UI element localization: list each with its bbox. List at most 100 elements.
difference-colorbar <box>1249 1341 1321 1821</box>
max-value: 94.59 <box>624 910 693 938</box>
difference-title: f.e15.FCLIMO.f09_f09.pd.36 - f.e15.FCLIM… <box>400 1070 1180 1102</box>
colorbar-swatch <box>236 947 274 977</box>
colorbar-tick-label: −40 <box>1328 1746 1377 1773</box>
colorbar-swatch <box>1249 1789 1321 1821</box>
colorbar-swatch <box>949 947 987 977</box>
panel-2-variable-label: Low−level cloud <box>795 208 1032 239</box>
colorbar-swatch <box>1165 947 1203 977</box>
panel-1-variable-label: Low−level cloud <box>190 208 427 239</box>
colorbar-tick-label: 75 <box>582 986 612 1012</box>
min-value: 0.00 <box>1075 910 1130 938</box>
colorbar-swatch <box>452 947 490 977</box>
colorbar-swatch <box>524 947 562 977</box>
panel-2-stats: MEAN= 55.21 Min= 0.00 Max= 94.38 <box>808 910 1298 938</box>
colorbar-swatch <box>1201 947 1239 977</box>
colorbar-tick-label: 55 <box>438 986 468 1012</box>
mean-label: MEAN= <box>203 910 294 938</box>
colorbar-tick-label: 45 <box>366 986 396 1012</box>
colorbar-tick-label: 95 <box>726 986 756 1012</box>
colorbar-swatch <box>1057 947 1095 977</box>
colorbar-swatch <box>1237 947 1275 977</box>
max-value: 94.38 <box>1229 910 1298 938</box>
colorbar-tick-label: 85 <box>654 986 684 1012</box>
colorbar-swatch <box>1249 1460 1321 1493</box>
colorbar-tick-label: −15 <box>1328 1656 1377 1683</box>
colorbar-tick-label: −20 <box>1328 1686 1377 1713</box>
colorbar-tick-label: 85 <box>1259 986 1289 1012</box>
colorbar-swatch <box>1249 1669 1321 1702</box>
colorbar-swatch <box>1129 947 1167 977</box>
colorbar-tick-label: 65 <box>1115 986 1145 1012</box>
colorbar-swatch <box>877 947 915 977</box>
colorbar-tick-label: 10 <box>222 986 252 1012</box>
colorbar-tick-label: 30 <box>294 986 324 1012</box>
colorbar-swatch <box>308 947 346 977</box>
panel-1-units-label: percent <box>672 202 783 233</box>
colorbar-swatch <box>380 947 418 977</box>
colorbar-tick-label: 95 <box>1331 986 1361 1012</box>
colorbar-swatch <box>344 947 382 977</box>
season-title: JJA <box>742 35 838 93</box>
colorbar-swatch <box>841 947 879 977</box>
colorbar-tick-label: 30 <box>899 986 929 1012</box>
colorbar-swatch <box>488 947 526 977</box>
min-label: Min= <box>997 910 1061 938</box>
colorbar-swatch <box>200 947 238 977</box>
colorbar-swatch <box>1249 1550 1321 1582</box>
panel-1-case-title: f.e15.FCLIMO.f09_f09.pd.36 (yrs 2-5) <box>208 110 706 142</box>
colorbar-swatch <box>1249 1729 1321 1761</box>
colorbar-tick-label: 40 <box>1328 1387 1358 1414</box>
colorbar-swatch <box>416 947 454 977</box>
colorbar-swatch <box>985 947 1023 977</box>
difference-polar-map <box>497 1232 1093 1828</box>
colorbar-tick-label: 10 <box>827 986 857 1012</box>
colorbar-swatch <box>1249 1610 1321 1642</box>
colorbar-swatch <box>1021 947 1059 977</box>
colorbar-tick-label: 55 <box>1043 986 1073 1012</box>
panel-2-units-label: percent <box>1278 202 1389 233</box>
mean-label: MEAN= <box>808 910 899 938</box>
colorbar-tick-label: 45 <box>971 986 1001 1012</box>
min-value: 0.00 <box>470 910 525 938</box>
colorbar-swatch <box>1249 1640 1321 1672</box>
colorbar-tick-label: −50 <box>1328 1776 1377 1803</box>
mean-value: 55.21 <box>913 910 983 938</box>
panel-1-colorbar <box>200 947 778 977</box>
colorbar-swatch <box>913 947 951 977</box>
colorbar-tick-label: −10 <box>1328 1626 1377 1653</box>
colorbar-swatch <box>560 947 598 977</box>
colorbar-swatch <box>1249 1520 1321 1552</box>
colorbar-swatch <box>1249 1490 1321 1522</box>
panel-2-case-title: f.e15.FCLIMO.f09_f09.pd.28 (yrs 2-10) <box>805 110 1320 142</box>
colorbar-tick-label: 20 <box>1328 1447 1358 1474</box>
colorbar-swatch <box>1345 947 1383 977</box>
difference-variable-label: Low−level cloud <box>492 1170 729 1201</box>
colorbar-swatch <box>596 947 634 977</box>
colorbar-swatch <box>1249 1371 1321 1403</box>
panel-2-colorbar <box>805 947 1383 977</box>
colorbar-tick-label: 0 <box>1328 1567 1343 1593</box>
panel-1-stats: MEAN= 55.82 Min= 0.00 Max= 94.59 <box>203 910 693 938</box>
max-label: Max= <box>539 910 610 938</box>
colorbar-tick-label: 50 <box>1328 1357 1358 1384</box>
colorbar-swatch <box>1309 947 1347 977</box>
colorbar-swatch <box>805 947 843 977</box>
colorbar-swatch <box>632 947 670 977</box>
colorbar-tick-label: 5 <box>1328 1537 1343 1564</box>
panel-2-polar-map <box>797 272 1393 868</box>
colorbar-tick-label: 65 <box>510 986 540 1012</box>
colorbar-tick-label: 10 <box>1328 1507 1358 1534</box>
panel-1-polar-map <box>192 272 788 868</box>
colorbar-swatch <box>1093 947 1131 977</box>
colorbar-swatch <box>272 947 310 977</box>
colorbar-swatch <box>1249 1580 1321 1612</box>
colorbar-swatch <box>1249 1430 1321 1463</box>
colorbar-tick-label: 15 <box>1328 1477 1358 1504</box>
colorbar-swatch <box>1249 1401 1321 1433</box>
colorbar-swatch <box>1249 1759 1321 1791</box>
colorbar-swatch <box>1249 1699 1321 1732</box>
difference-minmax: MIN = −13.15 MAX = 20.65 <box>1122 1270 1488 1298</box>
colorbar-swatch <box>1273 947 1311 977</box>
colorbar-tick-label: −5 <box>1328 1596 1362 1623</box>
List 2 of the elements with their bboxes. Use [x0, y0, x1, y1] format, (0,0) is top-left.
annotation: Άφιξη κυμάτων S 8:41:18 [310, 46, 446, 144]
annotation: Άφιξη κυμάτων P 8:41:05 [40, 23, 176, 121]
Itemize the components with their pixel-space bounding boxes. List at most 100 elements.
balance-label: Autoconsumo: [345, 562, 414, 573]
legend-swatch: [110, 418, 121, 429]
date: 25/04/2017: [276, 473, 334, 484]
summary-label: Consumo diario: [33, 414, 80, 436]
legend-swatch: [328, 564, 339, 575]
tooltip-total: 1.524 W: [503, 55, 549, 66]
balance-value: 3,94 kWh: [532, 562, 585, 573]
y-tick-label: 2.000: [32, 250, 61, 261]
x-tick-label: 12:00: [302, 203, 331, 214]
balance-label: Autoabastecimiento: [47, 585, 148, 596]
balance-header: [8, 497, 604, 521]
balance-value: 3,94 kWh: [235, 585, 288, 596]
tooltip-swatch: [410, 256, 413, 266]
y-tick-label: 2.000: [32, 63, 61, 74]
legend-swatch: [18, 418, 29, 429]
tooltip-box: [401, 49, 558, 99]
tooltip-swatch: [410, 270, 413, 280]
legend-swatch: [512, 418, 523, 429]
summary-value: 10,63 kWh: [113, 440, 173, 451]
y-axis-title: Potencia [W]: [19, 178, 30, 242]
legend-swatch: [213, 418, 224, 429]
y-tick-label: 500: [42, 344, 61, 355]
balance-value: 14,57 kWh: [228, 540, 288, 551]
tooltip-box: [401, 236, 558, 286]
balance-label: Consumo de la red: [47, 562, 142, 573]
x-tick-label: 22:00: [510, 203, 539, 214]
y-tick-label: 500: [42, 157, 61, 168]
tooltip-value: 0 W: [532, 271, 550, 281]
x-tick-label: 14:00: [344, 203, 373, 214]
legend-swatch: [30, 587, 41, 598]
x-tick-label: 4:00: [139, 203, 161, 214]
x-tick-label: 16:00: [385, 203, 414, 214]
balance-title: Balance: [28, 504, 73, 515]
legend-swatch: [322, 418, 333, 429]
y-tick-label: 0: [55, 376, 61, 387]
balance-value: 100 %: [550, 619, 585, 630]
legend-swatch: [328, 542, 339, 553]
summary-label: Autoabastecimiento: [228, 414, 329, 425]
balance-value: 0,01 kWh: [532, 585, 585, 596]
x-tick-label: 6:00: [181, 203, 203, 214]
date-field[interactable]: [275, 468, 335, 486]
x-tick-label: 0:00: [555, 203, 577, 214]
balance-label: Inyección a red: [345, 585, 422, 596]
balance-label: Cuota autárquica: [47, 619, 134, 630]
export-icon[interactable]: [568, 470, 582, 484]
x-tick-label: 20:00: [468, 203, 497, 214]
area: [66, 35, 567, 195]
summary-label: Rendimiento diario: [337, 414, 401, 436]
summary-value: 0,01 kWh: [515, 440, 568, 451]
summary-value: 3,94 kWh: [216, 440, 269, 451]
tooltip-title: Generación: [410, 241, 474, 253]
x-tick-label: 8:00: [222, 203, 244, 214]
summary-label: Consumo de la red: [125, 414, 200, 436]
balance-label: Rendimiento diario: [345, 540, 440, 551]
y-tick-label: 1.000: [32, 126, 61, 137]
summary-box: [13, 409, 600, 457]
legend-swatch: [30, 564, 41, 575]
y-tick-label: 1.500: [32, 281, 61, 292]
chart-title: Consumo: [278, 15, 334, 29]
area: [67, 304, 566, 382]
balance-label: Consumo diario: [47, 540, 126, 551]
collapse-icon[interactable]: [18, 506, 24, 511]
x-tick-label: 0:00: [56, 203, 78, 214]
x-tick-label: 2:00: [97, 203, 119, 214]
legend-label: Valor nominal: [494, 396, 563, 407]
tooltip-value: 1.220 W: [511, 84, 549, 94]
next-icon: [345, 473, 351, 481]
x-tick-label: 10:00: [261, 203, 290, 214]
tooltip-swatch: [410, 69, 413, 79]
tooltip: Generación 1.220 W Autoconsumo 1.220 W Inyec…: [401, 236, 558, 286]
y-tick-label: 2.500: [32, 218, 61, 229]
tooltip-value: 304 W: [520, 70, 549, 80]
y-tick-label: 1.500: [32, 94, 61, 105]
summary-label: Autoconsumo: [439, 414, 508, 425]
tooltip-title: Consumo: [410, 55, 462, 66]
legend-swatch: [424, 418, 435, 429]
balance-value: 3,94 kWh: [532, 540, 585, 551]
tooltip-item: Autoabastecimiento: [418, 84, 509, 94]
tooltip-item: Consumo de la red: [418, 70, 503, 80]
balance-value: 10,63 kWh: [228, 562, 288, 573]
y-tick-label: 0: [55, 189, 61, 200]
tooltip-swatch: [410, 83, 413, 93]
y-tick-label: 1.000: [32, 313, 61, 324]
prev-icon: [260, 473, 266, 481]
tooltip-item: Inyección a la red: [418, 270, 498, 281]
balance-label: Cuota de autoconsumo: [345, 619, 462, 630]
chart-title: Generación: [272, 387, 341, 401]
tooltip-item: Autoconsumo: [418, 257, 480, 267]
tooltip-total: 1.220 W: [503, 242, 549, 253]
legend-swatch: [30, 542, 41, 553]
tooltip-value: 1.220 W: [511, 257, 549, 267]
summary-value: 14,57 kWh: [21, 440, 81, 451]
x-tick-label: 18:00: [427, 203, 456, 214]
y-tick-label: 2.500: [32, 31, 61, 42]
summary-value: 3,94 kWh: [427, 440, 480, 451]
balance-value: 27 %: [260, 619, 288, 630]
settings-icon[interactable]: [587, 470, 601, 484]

## [Exercise]
Could you give the records from the start through the line that contains "colorbar-swatch <box>236 947 274 977</box>", inclusive, as a JSON list of strings with one string per line and blank lines left out?

## [Written solution]
[
  "UI element localization: list each with its bbox. List at most 100 elements.",
  "difference-colorbar <box>1249 1341 1321 1821</box>",
  "max-value: 94.59 <box>624 910 693 938</box>",
  "difference-title: f.e15.FCLIMO.f09_f09.pd.36 - f.e15.FCLIM… <box>400 1070 1180 1102</box>",
  "colorbar-swatch <box>236 947 274 977</box>"
]